--- Begin Input rows ---

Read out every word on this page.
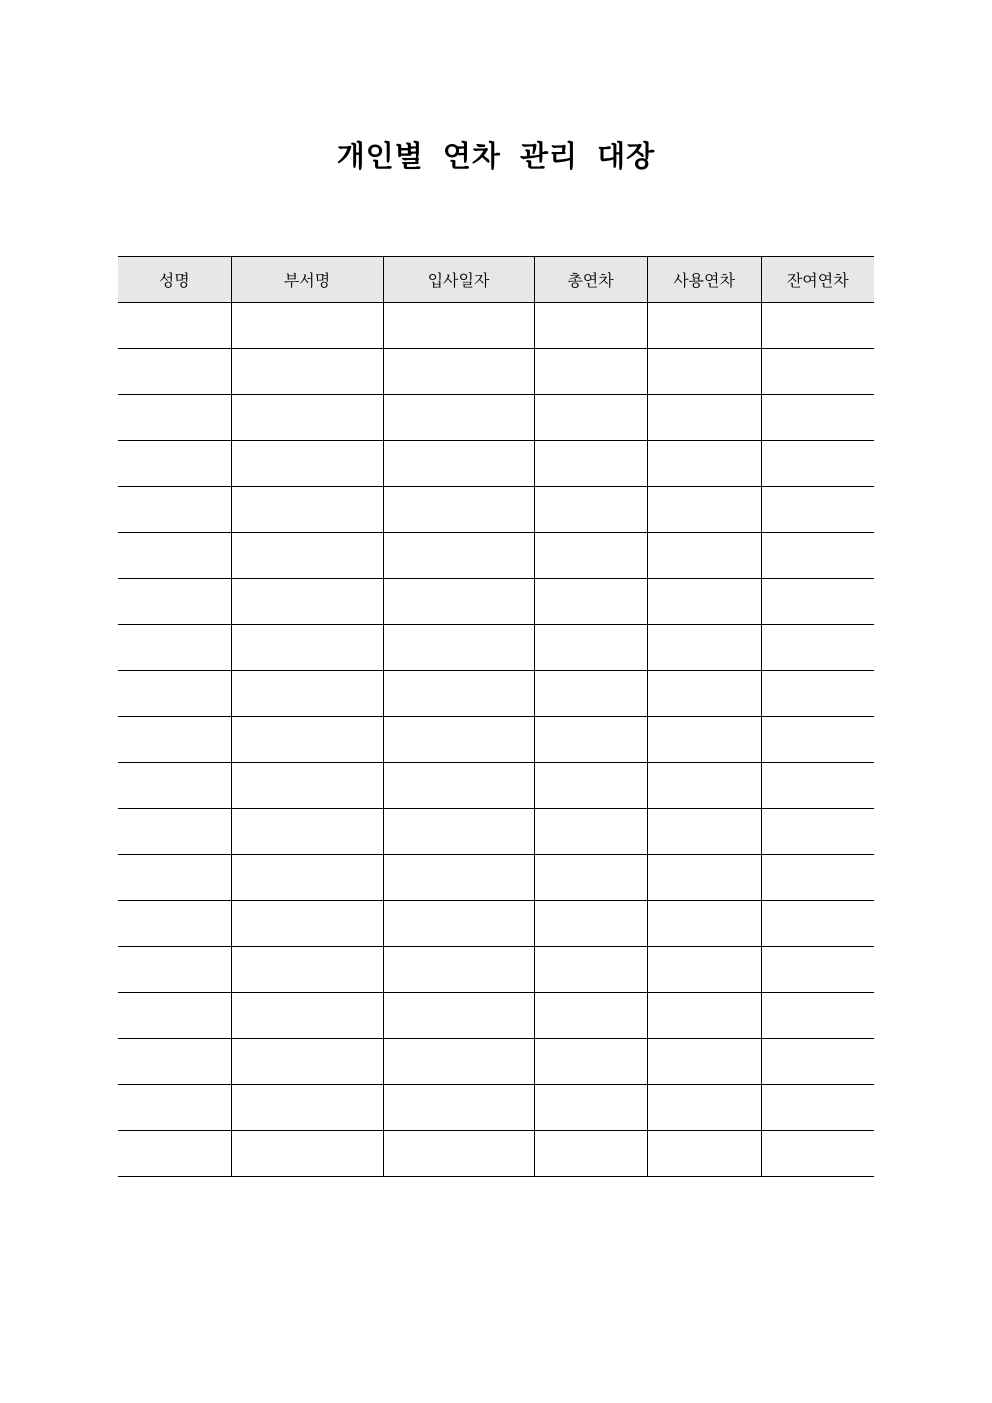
개인별 연차 관리 대장
성명	부서명	입사일자	총연차	사용연차	잔여연차
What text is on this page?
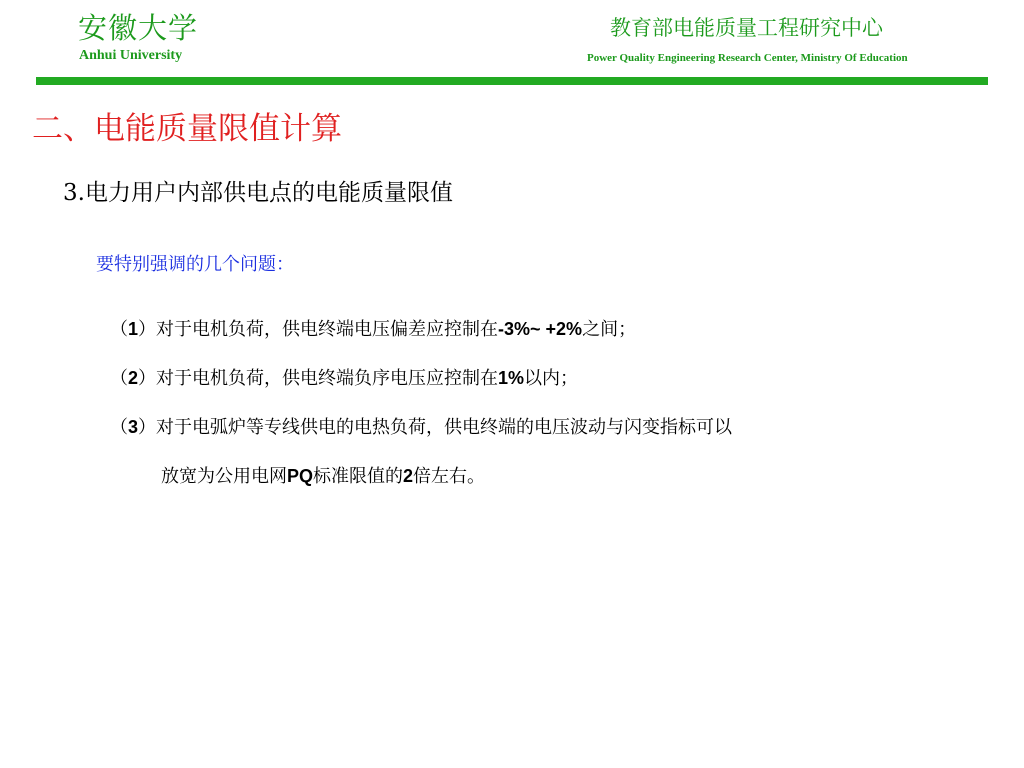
安徽大学
Anhui University
教育部电能质量工程研究中心
Power Quality Engineering Research Center, Ministry Of Education
二、电能质量限值计算
3.电力用户内部供电点的电能质量限值
要特别强调的几个问题：
（1）对于电机负荷，供电终端电压偏差应控制在-3%~ +2%之间；
（2）对于电机负荷，供电终端负序电压应控制在1%以内；
（3）对于电弧炉等专线供电的电热负荷，供电终端的电压波动与闪变指标可以
放宽为公用电网PQ标准限值的2倍左右。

--- End Input rows ---

> [Work to do]:
Can the lines from the one with "What text is on this page?" to the end of the records above be quoted exactly, both ends included, with every picture omitted?

> [Answer to this exercise]:
What text is on this page?
安徽大学
Anhui University
教育部电能质量工程研究中心
Power Quality Engineering Research Center, Ministry Of Education
二、电能质量限值计算
3.电力用户内部供电点的电能质量限值
要特别强调的几个问题：
（1）对于电机负荷，供电终端电压偏差应控制在-3%~ +2%之间；
（2）对于电机负荷，供电终端负序电压应控制在1%以内；
（3）对于电弧炉等专线供电的电热负荷，供电终端的电压波动与闪变指标可以
放宽为公用电网PQ标准限值的2倍左右。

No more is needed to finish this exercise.